- [Exercise directions] Below are records. Count every line containing the word "session" and give the number alone.

***** Supplied data

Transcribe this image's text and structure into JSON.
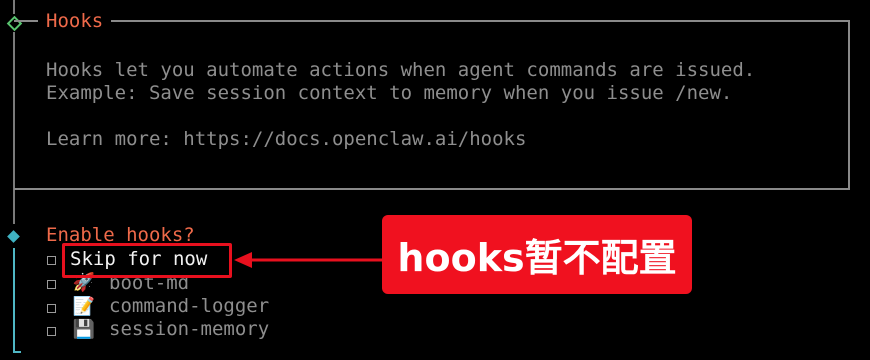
{
  "hooks_panel": {
    "title": "Hooks",
    "lines": [
      "Hooks let you automate actions when agent commands are issued.",
      "Example: Save session context to memory when you issue /new.",
      "",
      "Learn more: https://docs.openclaw.ai/hooks"
    ]
  },
  "prompt": {
    "question": "Enable hooks?",
    "options": [
      {
        "label": "Skip for now",
        "icon": ""
      },
      {
        "label": "boot-md",
        "icon": "rocket-icon"
      },
      {
        "label": "command-logger",
        "icon": "memo-icon"
      },
      {
        "label": "session-memory",
        "icon": "floppy-disk-icon"
      }
    ]
  },
  "annotation": {
    "callout_text": "hooks暂不配置"
  },
  "colors": {
    "title": "#ef6a4a",
    "accent_teal": "#3fb2c2",
    "accent_green": "#59c46f",
    "annotation_red": "#f0111f"
  }
}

**********

- [The completed task] 2